SET PROBLEM.
Only the number is wanted: how many lines contain the string "emisor"?

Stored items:
○ ○ ○ ○ ○
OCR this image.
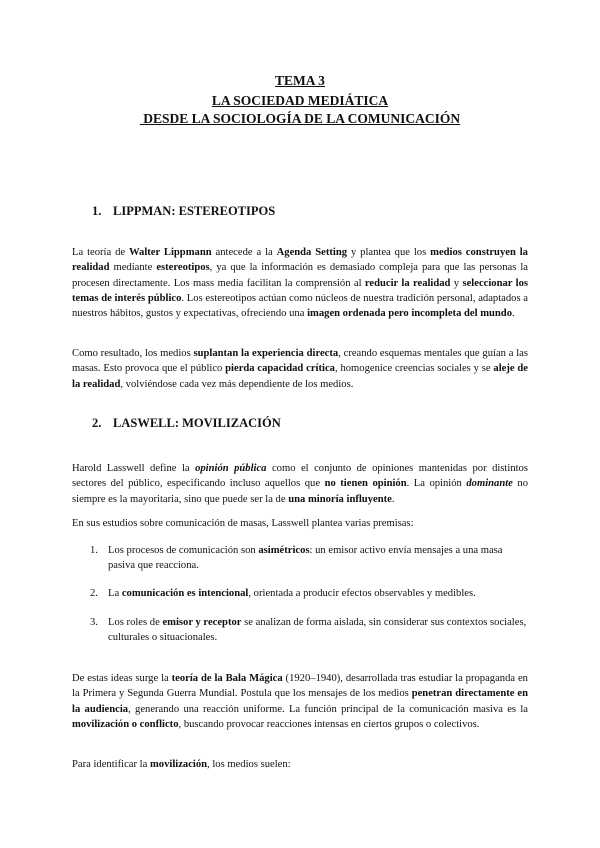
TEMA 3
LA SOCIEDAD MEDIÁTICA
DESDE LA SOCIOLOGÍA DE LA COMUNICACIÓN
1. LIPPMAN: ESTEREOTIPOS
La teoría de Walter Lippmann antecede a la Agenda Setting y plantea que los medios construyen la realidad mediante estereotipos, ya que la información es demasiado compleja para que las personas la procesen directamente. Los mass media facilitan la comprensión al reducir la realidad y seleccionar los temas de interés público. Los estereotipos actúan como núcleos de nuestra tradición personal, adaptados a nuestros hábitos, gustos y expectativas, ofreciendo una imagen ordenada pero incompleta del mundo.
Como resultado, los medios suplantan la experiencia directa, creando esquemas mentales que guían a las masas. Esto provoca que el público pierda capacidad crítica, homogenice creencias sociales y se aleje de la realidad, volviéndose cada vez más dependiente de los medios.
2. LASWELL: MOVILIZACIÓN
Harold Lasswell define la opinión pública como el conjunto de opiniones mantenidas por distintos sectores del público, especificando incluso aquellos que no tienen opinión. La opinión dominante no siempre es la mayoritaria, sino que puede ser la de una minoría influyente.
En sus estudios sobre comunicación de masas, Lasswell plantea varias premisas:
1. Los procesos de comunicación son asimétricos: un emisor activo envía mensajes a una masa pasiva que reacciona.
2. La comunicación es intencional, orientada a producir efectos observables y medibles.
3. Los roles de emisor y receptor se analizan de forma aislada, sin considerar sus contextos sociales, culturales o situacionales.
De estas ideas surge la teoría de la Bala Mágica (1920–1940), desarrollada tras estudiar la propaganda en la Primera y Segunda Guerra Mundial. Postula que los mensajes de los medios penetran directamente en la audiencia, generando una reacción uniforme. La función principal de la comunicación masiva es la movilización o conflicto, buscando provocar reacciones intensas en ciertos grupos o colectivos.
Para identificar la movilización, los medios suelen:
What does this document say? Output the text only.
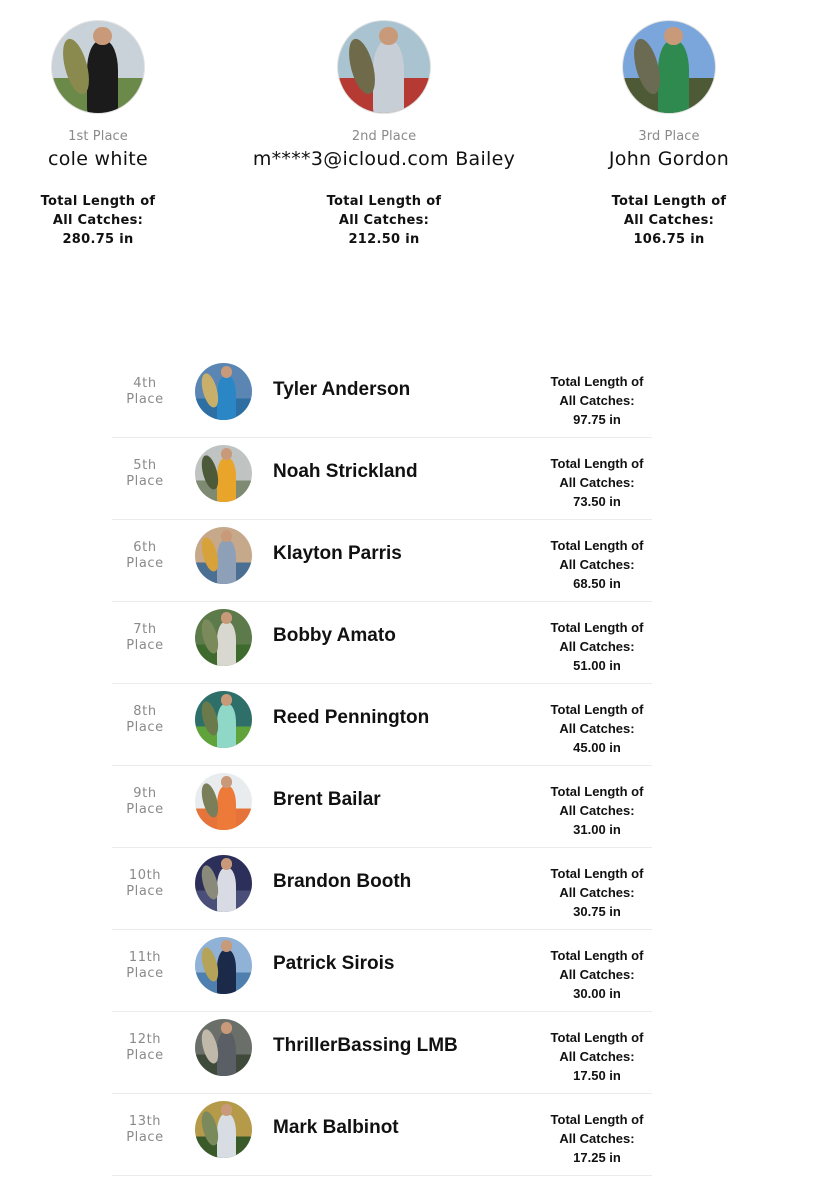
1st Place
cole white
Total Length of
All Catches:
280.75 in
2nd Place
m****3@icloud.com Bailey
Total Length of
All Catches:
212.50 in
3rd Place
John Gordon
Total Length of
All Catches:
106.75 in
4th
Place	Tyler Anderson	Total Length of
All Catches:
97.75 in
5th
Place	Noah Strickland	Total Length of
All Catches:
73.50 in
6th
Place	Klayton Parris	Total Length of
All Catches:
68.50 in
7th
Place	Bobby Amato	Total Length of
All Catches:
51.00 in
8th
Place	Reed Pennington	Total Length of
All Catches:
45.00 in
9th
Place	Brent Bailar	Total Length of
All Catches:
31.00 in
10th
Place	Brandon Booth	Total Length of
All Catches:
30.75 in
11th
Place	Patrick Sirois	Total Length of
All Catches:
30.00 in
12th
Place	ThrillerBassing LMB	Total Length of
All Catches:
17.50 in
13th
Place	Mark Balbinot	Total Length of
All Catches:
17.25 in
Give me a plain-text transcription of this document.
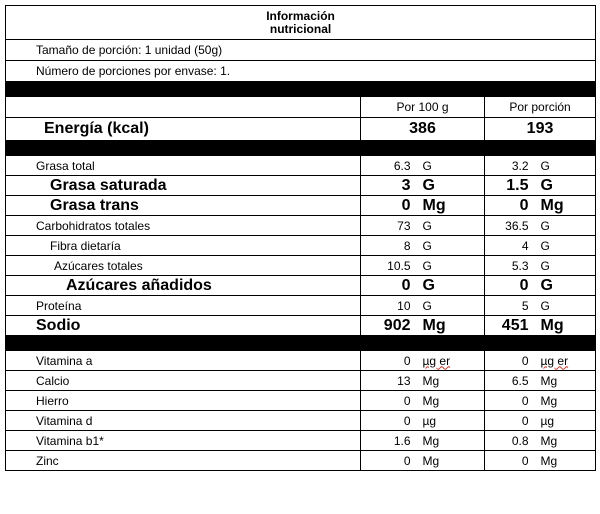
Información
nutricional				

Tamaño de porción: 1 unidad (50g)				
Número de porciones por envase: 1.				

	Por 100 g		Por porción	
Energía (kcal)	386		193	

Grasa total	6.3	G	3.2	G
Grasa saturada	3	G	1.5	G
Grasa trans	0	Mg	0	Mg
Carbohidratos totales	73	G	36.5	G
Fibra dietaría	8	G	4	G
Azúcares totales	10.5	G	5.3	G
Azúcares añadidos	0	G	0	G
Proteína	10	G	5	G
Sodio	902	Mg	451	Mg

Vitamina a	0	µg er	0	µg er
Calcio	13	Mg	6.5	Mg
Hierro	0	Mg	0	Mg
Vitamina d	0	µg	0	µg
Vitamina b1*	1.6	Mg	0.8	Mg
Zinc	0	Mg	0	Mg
○ ○ ○ ○ ○
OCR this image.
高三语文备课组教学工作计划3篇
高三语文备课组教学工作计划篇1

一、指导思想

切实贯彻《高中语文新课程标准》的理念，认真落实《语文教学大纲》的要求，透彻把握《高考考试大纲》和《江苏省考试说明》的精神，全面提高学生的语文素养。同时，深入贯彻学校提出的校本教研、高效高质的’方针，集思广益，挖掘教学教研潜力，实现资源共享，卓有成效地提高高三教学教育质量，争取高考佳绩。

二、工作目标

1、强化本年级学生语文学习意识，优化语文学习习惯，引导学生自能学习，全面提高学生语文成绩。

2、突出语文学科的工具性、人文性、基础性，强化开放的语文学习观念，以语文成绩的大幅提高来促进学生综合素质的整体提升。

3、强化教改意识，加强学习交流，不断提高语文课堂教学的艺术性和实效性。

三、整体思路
○ ○ ○ ○ ○
CORRECT ANSWER.
2